## [Do this]
Pictures do not belong in the copy. Return all of the entries exactly.

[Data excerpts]
■ ■ ■ ■ ■ ■ ■
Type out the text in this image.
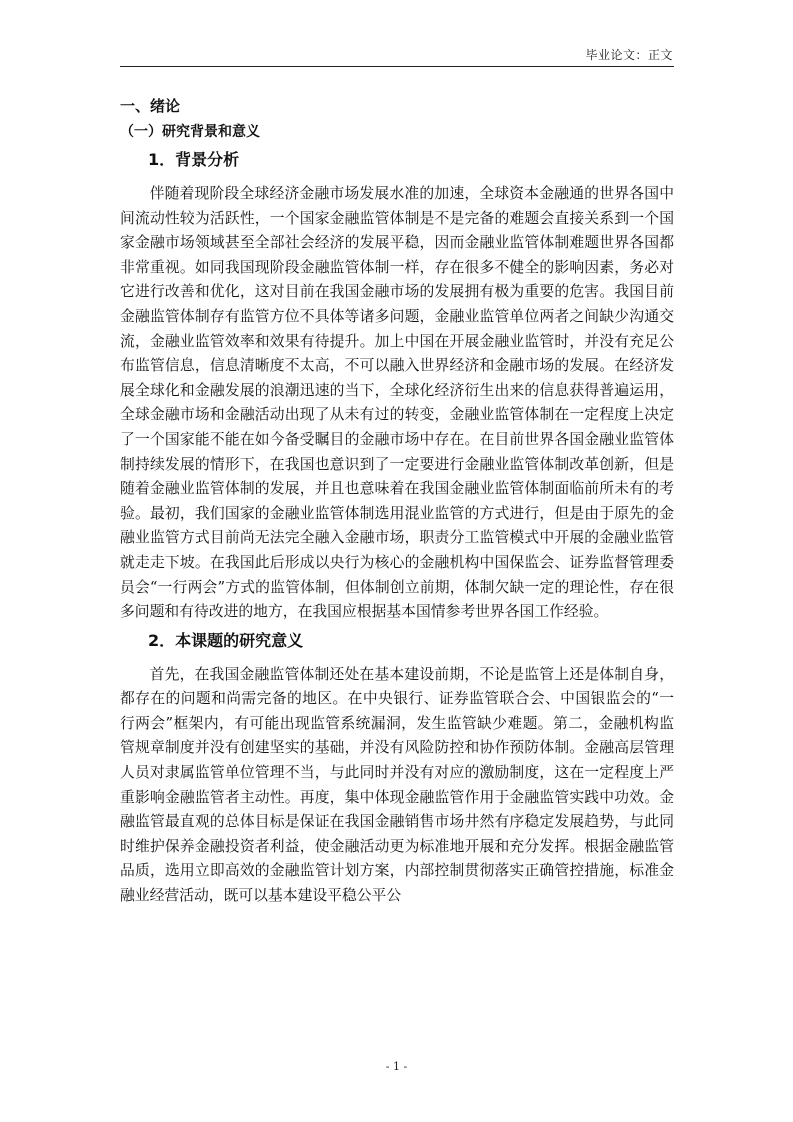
毕业论文：正文
一、绪论
（一）研究背景和意义
1．背景分析

伴随着现阶段全球经济金融市场发展水准的加速，全球资本金融通的世界各国中间流动性较为活跃性，一个国家金融监管体制是不是完备的难题会直接关系到一个国家金融市场领域甚至全部社会经济的发展平稳，因而金融业监管体制难题世界各国都非常重视。如同我国现阶段金融监管体制一样，存在很多不健全的影响因素，务必对它进行改善和优化，这对目前在我国金融市场的发展拥有极为重要的危害。我国目前金融监管体制存有监管方位不具体等诸多问题，金融业监管单位两者之间缺少沟通交流，金融业监管效率和效果有待提升。加上中国在开展金融业监管时，并没有充足公布监管信息，信息清晰度不太高，不可以融入世界经济和金融市场的发展。在经济发展全球化和金融发展的浪潮迅速的当下，全球化经济衍生出来的信息获得普遍运用，全球金融市场和金融活动出现了从未有过的转变，金融业监管体制在一定程度上决定了一个国家能不能在如今备受瞩目的金融市场中存在。在目前世界各国金融业监管体制持续发展的情形下，在我国也意识到了一定要进行金融业监管体制改革创新，但是随着金融业监管体制的发展，并且也意味着在我国金融业监管体制面临前所未有的考验。最初，我们国家的金融业监管体制选用混业监管的方式进行，但是由于原先的金融业监管方式目前尚无法完全融入金融市场，职责分工监管模式中开展的金融业监管就走走下坡。在我国此后形成以央行为核心的金融机构中国保监会、证券监督管理委员会“一行两会”方式的监管体制，但体制创立前期，体制欠缺一定的理论性，存在很多问题和有待改进的地方，在我国应根据基本国情参考世界各国工作经验。

2．本课题的研究意义

首先，在我国金融监管体制还处在基本建设前期，不论是监管上还是体制自身，都存在的问题和尚需完备的地区。在中央银行、证券监管联合会、中国银监会的“一行两会”框架内，有可能出现监管系统漏洞，发生监管缺少难题。第二，金融机构监管规章制度并没有创建坚实的基础，并没有风险防控和协作预防体制。金融高层管理人员对隶属监管单位管理不当，与此同时并没有对应的激励制度，这在一定程度上严重影响金融监管者主动性。再度，集中体现金融监管作用于金融监管实践中功效。金融监管最直观的总体目标是保证在我国金融销售市场井然有序稳定发展趋势，与此同时维护保养金融投资者利益，使金融活动更为标准地开展和充分发挥。根据金融监管品质，选用立即高效的金融监管计划方案，内部控制贯彻落实正确管控措施，标准金融业经营活动，既可以基本建设平稳公平公

- 1 -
■ ■ ■ ■ ■ ■ ■
## [Solution]
Type out the text in this image.
毕业论文：正文
一、绪论
（一）研究背景和意义
1．背景分析

伴随着现阶段全球经济金融市场发展水准的加速，全球资本金融通的世界各国中间流动性较为活跃性，一个国家金融监管体制是不是完备的难题会直接关系到一个国家金融市场领域甚至全部社会经济的发展平稳，因而金融业监管体制难题世界各国都非常重视。如同我国现阶段金融监管体制一样，存在很多不健全的影响因素，务必对它进行改善和优化，这对目前在我国金融市场的发展拥有极为重要的危害。我国目前金融监管体制存有监管方位不具体等诸多问题，金融业监管单位两者之间缺少沟通交流，金融业监管效率和效果有待提升。加上中国在开展金融业监管时，并没有充足公布监管信息，信息清晰度不太高，不可以融入世界经济和金融市场的发展。在经济发展全球化和金融发展的浪潮迅速的当下，全球化经济衍生出来的信息获得普遍运用，全球金融市场和金融活动出现了从未有过的转变，金融业监管体制在一定程度上决定了一个国家能不能在如今备受瞩目的金融市场中存在。在目前世界各国金融业监管体制持续发展的情形下，在我国也意识到了一定要进行金融业监管体制改革创新，但是随着金融业监管体制的发展，并且也意味着在我国金融业监管体制面临前所未有的考验。最初，我们国家的金融业监管体制选用混业监管的方式进行，但是由于原先的金融业监管方式目前尚无法完全融入金融市场，职责分工监管模式中开展的金融业监管就走走下坡。在我国此后形成以央行为核心的金融机构中国保监会、证券监督管理委员会“一行两会”方式的监管体制，但体制创立前期，体制欠缺一定的理论性，存在很多问题和有待改进的地方，在我国应根据基本国情参考世界各国工作经验。

2．本课题的研究意义

首先，在我国金融监管体制还处在基本建设前期，不论是监管上还是体制自身，都存在的问题和尚需完备的地区。在中央银行、证券监管联合会、中国银监会的“一行两会”框架内，有可能出现监管系统漏洞，发生监管缺少难题。第二，金融机构监管规章制度并没有创建坚实的基础，并没有风险防控和协作预防体制。金融高层管理人员对隶属监管单位管理不当，与此同时并没有对应的激励制度，这在一定程度上严重影响金融监管者主动性。再度，集中体现金融监管作用于金融监管实践中功效。金融监管最直观的总体目标是保证在我国金融销售市场井然有序稳定发展趋势，与此同时维护保养金融投资者利益，使金融活动更为标准地开展和充分发挥。根据金融监管品质，选用立即高效的金融监管计划方案，内部控制贯彻落实正确管控措施，标准金融业经营活动，既可以基本建设平稳公平公

- 1 -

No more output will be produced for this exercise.